## WHAT IS EXPECTED
Locate each line below that includes "comment" and reproduce it.

## SOURCE DATA

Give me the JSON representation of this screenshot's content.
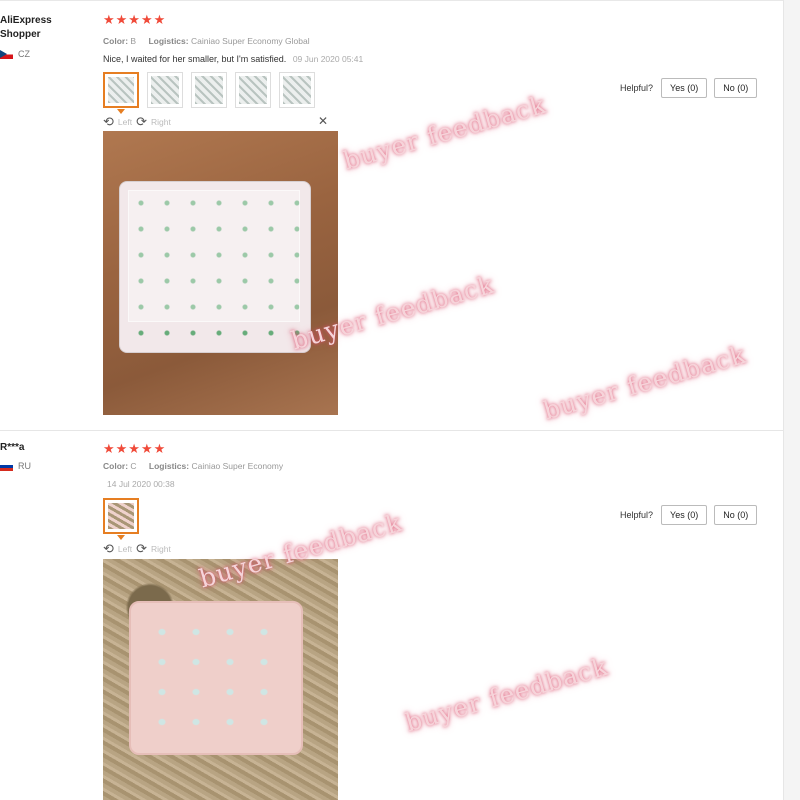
{
  "reviews": [
    {
      "user_name": "AliExpress Shopper",
      "country": "CZ",
      "stars": "★★★★★",
      "color_label": "Color:",
      "color_value": "B",
      "logistics_label": "Logistics:",
      "logistics_value": "Cainiao Super Economy Global",
      "comment": "Nice, I waited for her smaller, but I'm satisfied.",
      "date": "09 Jun 2020 05:41",
      "viewer_left": "Left",
      "viewer_right": "Right",
      "helpful_label": "Helpful?",
      "yes_label": "Yes (0)",
      "no_label": "No (0)"
    },
    {
      "user_name": "R***a",
      "country": "RU",
      "stars": "★★★★★",
      "color_label": "Color:",
      "color_value": "C",
      "logistics_label": "Logistics:",
      "logistics_value": "Cainiao Super Economy",
      "comment": "",
      "date": "14 Jul 2020 00:38",
      "viewer_left": "Left",
      "viewer_right": "Right",
      "helpful_label": "Helpful?",
      "yes_label": "Yes (0)",
      "no_label": "No (0)"
    }
  ],
  "watermark": "buyer feedback",
  "icons": {
    "rotate_left": "rotate-left-icon",
    "rotate_right": "rotate-right-icon",
    "close": "close-icon"
  },
  "colors": {
    "stars": "#f04a39",
    "active_thumb": "#e67e22"
  }
}
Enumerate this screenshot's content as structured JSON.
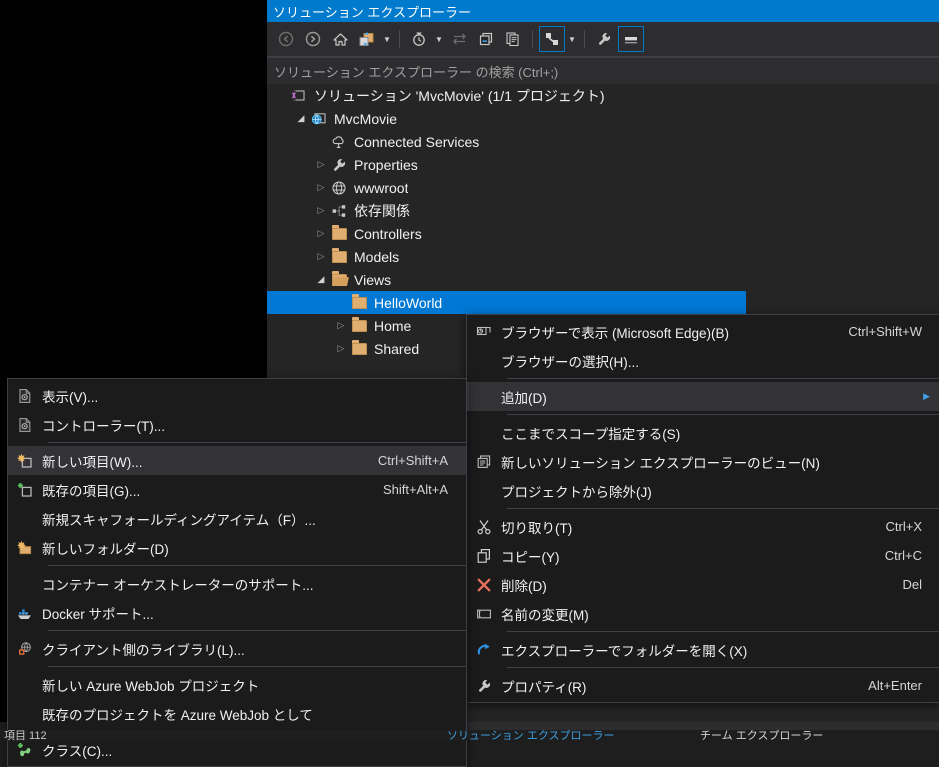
{
  "window": {
    "title": "ソリューション エクスプローラー"
  },
  "toolbar": {
    "buttons": [
      {
        "name": "back-icon",
        "label": "戻る"
      },
      {
        "name": "forward-icon",
        "label": "進む"
      },
      {
        "name": "home-icon",
        "label": "ホーム"
      },
      {
        "name": "pending-changes-icon",
        "label": "保留中の変更"
      },
      {
        "name": "history-icon",
        "label": "履歴"
      },
      {
        "name": "sync-icon",
        "label": "同期"
      },
      {
        "name": "collapse-all-icon",
        "label": "すべて折りたたむ"
      },
      {
        "name": "show-all-files-icon",
        "label": "すべてのファイルを表示"
      },
      {
        "name": "filter-icon",
        "label": "フィルター"
      },
      {
        "name": "properties-wrench-icon",
        "label": "プロパティ"
      },
      {
        "name": "preview-pane-icon",
        "label": "プレビュー"
      }
    ]
  },
  "search": {
    "placeholder": "ソリューション エクスプローラー の検索 (Ctrl+;)"
  },
  "tree": {
    "items": [
      {
        "label": "ソリューション 'MvcMovie' (1/1 プロジェクト)",
        "indent": 0,
        "twisty": "none",
        "icon": "solution-icon",
        "selected": false
      },
      {
        "label": "MvcMovie",
        "indent": 1,
        "twisty": "open",
        "icon": "web-project-icon",
        "selected": false
      },
      {
        "label": "Connected Services",
        "indent": 2,
        "twisty": "none",
        "icon": "connected-services-icon",
        "selected": false
      },
      {
        "label": "Properties",
        "indent": 2,
        "twisty": "closed",
        "icon": "wrench-icon",
        "selected": false
      },
      {
        "label": "wwwroot",
        "indent": 2,
        "twisty": "closed",
        "icon": "globe-icon",
        "selected": false
      },
      {
        "label": "依存関係",
        "indent": 2,
        "twisty": "closed",
        "icon": "dependencies-icon",
        "selected": false
      },
      {
        "label": "Controllers",
        "indent": 2,
        "twisty": "closed",
        "icon": "folder-icon",
        "selected": false
      },
      {
        "label": "Models",
        "indent": 2,
        "twisty": "closed",
        "icon": "folder-icon",
        "selected": false
      },
      {
        "label": "Views",
        "indent": 2,
        "twisty": "open",
        "icon": "folder-open-icon",
        "selected": false
      },
      {
        "label": "HelloWorld",
        "indent": 3,
        "twisty": "none",
        "icon": "folder-icon",
        "selected": true
      },
      {
        "label": "Home",
        "indent": 3,
        "twisty": "closed",
        "icon": "folder-icon",
        "selected": false
      },
      {
        "label": "Shared",
        "indent": 3,
        "twisty": "closed",
        "icon": "folder-icon",
        "selected": false
      }
    ]
  },
  "context_menu": {
    "items": [
      {
        "label": "ブラウザーで表示 (Microsoft Edge)(B)",
        "accel": "Ctrl+Shift+W",
        "icon": "view-in-browser-icon",
        "submenu": false,
        "highlight": false,
        "sep_after": false
      },
      {
        "label": "ブラウザーの選択(H)...",
        "accel": "",
        "icon": "",
        "submenu": false,
        "highlight": false,
        "sep_after": true
      },
      {
        "label": "追加(D)",
        "accel": "",
        "icon": "",
        "submenu": true,
        "highlight": true,
        "sep_after": true
      },
      {
        "label": "ここまでスコープ指定する(S)",
        "accel": "",
        "icon": "",
        "submenu": false,
        "highlight": false,
        "sep_after": false
      },
      {
        "label": "新しいソリューション エクスプローラーのビュー(N)",
        "accel": "",
        "icon": "new-solution-view-icon",
        "submenu": false,
        "highlight": false,
        "sep_after": false
      },
      {
        "label": "プロジェクトから除外(J)",
        "accel": "",
        "icon": "",
        "submenu": false,
        "highlight": false,
        "sep_after": true
      },
      {
        "label": "切り取り(T)",
        "accel": "Ctrl+X",
        "icon": "cut-icon",
        "submenu": false,
        "highlight": false,
        "sep_after": false
      },
      {
        "label": "コピー(Y)",
        "accel": "Ctrl+C",
        "icon": "copy-icon",
        "submenu": false,
        "highlight": false,
        "sep_after": false
      },
      {
        "label": "削除(D)",
        "accel": "Del",
        "icon": "delete-icon",
        "submenu": false,
        "highlight": false,
        "sep_after": false
      },
      {
        "label": "名前の変更(M)",
        "accel": "",
        "icon": "rename-icon",
        "submenu": false,
        "highlight": false,
        "sep_after": true
      },
      {
        "label": "エクスプローラーでフォルダーを開く(X)",
        "accel": "",
        "icon": "open-folder-icon",
        "submenu": false,
        "highlight": false,
        "sep_after": true
      },
      {
        "label": "プロパティ(R)",
        "accel": "Alt+Enter",
        "icon": "properties-icon",
        "submenu": false,
        "highlight": false,
        "sep_after": false
      }
    ]
  },
  "add_submenu": {
    "items": [
      {
        "label": "表示(V)...",
        "accel": "",
        "icon": "view-page-icon",
        "highlight": false,
        "sep_after": false
      },
      {
        "label": "コントローラー(T)...",
        "accel": "",
        "icon": "controller-page-icon",
        "highlight": false,
        "sep_after": true
      },
      {
        "label": "新しい項目(W)...",
        "accel": "Ctrl+Shift+A",
        "icon": "new-item-icon",
        "highlight": true,
        "sep_after": false
      },
      {
        "label": "既存の項目(G)...",
        "accel": "Shift+Alt+A",
        "icon": "existing-item-icon",
        "highlight": false,
        "sep_after": false
      },
      {
        "label": "新規スキャフォールディングアイテム（F）...",
        "accel": "",
        "icon": "",
        "highlight": false,
        "sep_after": false
      },
      {
        "label": "新しいフォルダー(D)",
        "accel": "",
        "icon": "new-folder-icon",
        "highlight": false,
        "sep_after": true
      },
      {
        "label": "コンテナー オーケストレーターのサポート...",
        "accel": "",
        "icon": "",
        "highlight": false,
        "sep_after": false
      },
      {
        "label": "Docker サポート...",
        "accel": "",
        "icon": "docker-icon",
        "highlight": false,
        "sep_after": true
      },
      {
        "label": "クライアント側のライブラリ(L)...",
        "accel": "",
        "icon": "client-library-icon",
        "highlight": false,
        "sep_after": true
      },
      {
        "label": "新しい Azure WebJob プロジェクト",
        "accel": "",
        "icon": "",
        "highlight": false,
        "sep_after": false
      },
      {
        "label": "既存のプロジェクトを Azure WebJob として",
        "accel": "",
        "icon": "",
        "highlight": false,
        "sep_after": true
      },
      {
        "label": "クラス(C)...",
        "accel": "",
        "icon": "class-icon",
        "highlight": false,
        "sep_after": false
      }
    ]
  },
  "statusbar": {
    "left": "項目 112",
    "middle": "ソリューション エクスプローラー",
    "right": "チーム エクスプローラー"
  }
}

## CORRECT OUTPUT
      "comment": "Nice, I waited for her smaller, but I'm satisfied.",
      "comment": "",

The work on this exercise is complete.